Copy each line holding the string "years".

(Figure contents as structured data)
# # #

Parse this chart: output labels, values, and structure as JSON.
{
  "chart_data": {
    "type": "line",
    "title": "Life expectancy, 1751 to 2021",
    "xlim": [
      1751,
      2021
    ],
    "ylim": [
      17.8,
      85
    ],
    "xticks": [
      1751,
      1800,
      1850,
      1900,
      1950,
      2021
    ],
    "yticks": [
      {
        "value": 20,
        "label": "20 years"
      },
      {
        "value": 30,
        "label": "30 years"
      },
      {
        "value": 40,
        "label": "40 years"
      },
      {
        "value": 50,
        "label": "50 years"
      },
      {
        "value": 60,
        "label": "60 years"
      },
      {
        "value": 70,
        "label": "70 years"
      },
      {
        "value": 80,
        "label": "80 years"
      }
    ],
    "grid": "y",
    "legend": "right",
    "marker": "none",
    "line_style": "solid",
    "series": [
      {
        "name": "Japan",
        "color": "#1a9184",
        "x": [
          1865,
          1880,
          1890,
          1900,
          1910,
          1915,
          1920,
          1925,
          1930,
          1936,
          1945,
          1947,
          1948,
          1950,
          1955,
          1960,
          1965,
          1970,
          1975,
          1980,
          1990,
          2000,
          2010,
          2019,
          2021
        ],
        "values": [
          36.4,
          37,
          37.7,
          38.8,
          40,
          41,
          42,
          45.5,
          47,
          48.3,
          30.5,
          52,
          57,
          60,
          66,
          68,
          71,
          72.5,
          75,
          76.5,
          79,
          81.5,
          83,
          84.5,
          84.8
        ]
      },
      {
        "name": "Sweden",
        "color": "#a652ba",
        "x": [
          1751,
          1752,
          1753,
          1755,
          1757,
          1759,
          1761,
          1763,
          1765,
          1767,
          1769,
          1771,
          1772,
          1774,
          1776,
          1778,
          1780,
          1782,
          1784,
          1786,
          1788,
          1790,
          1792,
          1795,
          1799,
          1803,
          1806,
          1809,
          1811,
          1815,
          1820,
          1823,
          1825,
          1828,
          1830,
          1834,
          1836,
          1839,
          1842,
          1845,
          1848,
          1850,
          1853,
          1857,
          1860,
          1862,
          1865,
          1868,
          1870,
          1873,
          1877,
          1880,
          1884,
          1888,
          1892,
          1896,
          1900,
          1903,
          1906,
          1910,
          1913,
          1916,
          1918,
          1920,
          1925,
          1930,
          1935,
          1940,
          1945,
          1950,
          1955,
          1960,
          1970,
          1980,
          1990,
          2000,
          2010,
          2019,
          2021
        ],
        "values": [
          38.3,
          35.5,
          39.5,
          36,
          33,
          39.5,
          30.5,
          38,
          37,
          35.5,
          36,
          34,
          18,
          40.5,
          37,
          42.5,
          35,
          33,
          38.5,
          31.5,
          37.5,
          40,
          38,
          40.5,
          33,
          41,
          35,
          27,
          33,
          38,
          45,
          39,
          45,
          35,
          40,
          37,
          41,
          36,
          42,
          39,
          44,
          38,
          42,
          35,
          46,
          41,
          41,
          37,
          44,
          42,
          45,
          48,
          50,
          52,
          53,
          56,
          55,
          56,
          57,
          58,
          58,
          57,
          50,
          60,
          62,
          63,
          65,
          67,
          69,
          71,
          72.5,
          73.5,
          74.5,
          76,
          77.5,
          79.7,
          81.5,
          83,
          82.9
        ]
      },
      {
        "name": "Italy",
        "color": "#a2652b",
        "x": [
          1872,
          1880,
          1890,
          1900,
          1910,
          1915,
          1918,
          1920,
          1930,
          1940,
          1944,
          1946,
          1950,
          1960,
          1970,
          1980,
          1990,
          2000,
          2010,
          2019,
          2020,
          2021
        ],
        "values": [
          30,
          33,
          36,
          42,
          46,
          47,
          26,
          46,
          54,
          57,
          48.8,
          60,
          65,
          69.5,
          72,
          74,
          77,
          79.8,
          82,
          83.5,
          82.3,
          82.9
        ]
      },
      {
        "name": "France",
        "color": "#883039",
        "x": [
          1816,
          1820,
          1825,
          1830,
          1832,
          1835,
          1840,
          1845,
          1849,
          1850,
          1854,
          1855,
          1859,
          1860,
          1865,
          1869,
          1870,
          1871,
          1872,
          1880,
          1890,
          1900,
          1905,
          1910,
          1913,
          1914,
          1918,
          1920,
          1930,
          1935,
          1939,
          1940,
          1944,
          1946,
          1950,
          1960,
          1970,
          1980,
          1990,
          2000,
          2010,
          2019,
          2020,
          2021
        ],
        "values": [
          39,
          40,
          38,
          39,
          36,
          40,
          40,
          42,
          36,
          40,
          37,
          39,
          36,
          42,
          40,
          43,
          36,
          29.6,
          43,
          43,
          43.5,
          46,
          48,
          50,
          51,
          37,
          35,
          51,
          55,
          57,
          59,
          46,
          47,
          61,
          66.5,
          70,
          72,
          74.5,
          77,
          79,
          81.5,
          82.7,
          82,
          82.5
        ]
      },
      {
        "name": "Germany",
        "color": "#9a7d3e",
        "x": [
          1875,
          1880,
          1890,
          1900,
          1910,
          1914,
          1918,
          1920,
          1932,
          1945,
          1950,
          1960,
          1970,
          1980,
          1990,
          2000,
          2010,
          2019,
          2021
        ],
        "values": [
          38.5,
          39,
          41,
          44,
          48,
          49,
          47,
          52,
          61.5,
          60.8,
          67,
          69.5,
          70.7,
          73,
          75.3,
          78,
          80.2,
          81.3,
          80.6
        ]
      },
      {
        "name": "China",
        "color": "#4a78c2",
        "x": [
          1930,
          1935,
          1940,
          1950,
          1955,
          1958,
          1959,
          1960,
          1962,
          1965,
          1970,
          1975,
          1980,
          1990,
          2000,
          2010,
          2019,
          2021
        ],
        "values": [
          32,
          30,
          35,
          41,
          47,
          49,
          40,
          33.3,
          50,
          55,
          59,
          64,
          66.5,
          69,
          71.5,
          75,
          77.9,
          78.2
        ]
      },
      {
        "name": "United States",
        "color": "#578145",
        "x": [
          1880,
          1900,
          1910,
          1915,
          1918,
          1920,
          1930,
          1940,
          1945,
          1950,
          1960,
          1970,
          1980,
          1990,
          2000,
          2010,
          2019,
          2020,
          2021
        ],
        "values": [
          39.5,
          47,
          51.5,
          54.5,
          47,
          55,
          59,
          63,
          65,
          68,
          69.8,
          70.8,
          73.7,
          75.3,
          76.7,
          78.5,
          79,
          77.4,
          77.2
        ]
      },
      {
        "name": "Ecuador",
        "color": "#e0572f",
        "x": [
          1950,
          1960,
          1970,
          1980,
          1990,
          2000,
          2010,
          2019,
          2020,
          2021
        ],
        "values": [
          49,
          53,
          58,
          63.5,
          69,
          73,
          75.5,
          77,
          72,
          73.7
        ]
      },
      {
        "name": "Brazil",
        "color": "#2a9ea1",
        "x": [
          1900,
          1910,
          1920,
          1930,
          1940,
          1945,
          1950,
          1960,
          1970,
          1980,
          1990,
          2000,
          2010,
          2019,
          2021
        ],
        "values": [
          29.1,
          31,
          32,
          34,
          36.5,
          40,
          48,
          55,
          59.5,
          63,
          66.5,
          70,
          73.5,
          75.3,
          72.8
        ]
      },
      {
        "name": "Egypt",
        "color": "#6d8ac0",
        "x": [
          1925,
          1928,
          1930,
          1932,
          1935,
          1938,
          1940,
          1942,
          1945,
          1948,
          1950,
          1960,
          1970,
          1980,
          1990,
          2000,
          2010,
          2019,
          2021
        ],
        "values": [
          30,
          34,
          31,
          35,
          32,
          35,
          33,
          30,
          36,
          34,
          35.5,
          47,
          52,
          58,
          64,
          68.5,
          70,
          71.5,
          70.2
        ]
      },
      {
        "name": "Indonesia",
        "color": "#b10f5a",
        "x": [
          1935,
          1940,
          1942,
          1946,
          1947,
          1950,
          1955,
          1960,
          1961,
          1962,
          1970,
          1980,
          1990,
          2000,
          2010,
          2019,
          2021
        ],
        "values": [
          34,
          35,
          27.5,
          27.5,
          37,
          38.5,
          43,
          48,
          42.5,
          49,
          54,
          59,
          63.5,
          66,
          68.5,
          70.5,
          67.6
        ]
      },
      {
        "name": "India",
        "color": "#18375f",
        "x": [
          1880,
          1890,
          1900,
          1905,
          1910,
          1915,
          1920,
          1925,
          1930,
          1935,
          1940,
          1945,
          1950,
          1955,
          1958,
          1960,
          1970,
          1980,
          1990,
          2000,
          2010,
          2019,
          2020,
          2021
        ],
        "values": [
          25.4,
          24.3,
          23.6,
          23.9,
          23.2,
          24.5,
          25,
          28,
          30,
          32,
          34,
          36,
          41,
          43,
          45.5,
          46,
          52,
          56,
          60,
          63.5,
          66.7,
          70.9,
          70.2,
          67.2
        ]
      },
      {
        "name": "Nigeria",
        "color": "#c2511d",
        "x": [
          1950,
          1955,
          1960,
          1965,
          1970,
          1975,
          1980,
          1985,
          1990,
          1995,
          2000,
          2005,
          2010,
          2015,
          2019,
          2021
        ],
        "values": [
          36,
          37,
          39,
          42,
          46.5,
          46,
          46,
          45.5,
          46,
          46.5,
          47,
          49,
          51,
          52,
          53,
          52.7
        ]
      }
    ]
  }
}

# # #

■ Worked solution
        "label": "20 years"
        "label": "30 years"
        "label": "40 years"
        "label": "50 years"
        "label": "60 years"
        "label": "70 years"
        "label": "80 years"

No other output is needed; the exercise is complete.